### Aim of the exercise
Show only lines that include "Tuulen".

### Data listing
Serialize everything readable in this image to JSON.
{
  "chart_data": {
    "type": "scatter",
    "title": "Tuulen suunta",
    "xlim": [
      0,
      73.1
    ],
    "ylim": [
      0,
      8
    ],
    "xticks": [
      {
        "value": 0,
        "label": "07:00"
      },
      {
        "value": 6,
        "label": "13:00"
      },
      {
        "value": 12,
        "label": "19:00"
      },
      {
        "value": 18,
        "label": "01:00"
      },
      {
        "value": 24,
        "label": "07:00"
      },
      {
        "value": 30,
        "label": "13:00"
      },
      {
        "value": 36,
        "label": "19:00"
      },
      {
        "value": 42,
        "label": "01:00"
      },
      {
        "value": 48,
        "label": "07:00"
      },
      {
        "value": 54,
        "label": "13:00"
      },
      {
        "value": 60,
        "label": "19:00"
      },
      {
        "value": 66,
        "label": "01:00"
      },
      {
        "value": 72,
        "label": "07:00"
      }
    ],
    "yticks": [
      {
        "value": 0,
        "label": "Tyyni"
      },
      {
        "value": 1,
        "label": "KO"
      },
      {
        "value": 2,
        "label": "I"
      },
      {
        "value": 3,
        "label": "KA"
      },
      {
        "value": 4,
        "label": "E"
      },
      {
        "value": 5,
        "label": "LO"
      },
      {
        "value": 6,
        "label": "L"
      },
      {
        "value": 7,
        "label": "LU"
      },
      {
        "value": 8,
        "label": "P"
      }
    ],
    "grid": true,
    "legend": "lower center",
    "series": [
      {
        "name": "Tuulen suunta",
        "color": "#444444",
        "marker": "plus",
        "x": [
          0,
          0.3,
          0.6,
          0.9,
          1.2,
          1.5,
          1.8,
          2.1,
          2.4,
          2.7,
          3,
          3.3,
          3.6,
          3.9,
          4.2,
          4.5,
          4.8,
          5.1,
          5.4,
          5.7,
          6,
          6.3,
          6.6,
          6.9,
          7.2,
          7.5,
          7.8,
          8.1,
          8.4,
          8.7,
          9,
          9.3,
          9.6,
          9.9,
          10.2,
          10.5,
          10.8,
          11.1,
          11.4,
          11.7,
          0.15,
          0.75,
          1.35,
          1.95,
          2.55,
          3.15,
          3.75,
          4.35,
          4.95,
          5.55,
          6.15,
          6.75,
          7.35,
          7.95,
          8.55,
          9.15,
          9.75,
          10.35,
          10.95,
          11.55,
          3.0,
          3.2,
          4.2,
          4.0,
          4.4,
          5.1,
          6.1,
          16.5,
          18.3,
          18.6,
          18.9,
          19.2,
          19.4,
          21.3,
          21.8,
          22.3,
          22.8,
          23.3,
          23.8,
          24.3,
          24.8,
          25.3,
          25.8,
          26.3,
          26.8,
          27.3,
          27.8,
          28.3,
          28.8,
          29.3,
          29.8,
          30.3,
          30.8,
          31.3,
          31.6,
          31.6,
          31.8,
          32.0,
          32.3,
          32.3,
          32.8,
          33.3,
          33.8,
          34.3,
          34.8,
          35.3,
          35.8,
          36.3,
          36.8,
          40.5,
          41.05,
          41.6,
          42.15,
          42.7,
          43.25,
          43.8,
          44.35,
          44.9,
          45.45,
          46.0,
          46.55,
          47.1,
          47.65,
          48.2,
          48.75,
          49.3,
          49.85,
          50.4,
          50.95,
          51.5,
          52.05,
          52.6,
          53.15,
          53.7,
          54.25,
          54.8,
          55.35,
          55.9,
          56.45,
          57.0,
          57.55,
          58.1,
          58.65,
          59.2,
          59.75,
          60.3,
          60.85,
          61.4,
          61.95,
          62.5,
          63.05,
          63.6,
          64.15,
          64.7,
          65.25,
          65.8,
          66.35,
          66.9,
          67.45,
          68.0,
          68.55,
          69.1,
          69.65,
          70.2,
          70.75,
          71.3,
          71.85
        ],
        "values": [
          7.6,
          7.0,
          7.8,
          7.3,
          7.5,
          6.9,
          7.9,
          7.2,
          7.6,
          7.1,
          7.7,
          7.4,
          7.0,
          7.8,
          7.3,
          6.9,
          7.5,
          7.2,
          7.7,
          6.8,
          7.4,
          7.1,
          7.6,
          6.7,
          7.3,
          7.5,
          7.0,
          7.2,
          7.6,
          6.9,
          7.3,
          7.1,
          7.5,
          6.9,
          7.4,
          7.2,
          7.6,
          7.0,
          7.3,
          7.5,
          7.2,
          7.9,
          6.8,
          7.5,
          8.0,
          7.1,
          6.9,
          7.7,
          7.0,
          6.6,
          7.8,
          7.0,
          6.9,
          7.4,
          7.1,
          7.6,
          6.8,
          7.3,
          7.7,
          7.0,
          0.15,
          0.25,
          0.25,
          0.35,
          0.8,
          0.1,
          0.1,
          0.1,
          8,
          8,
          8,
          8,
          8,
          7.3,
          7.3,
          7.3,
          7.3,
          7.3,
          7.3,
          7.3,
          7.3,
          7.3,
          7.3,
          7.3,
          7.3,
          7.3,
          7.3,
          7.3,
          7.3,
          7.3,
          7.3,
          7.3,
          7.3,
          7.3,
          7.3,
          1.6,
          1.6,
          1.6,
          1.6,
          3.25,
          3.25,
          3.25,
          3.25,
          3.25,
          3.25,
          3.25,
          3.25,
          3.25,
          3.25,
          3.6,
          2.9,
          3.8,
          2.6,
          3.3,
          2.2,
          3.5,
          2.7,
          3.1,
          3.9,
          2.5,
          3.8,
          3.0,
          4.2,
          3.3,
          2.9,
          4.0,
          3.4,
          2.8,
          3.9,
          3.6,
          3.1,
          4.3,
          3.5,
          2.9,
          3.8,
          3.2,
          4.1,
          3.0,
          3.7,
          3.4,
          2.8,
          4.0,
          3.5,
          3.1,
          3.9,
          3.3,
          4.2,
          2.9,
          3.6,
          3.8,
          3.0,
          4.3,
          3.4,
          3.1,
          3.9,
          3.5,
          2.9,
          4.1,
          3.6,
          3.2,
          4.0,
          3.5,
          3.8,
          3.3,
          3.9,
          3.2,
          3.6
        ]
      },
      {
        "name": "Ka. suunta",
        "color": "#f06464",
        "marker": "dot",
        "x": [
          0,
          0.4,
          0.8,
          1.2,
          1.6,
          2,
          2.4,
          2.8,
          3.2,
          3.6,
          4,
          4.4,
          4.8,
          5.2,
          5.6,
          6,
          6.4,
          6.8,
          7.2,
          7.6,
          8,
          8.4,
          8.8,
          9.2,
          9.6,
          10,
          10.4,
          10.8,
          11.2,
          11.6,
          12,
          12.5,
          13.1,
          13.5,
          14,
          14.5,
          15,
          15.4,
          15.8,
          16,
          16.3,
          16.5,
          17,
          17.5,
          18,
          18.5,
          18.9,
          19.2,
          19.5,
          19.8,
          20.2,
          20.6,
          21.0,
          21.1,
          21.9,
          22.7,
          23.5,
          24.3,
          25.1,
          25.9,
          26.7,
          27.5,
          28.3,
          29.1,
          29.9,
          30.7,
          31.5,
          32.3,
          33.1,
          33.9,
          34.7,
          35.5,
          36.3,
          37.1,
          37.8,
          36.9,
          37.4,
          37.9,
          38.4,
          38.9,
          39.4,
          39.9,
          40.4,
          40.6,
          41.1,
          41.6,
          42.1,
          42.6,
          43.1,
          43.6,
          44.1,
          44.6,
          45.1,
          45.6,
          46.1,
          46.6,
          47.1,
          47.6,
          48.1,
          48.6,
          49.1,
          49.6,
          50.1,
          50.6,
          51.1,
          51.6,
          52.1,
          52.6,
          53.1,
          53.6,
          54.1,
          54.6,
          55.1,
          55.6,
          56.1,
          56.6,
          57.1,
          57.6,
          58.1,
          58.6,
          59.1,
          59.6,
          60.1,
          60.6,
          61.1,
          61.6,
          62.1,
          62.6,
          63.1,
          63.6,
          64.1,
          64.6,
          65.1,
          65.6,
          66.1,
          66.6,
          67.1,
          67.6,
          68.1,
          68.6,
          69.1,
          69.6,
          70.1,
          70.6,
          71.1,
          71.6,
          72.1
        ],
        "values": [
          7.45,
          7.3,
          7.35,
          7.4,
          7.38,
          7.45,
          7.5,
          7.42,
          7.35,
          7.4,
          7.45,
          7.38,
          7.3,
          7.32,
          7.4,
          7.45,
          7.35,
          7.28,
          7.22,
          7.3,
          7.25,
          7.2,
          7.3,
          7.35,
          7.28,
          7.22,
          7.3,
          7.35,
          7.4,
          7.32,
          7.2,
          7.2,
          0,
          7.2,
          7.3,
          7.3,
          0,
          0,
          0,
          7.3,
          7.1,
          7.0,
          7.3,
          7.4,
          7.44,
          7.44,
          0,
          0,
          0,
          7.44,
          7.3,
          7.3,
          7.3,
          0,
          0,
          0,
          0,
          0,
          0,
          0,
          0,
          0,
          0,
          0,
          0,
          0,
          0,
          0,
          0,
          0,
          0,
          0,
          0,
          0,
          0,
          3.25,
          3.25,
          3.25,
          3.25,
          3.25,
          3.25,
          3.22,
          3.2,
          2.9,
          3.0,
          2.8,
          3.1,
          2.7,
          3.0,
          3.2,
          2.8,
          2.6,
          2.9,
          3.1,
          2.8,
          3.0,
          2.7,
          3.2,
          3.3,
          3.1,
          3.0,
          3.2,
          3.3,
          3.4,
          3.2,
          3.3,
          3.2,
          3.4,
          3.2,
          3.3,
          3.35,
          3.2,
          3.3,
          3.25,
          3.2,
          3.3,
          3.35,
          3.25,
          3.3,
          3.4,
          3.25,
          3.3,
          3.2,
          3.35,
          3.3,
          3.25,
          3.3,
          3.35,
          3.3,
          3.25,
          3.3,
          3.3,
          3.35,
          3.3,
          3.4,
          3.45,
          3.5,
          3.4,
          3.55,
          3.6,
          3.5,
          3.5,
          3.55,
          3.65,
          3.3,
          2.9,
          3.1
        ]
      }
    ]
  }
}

### Written reply
    "title": "Tuulen suunta",
        "name": "Tuulen suunta",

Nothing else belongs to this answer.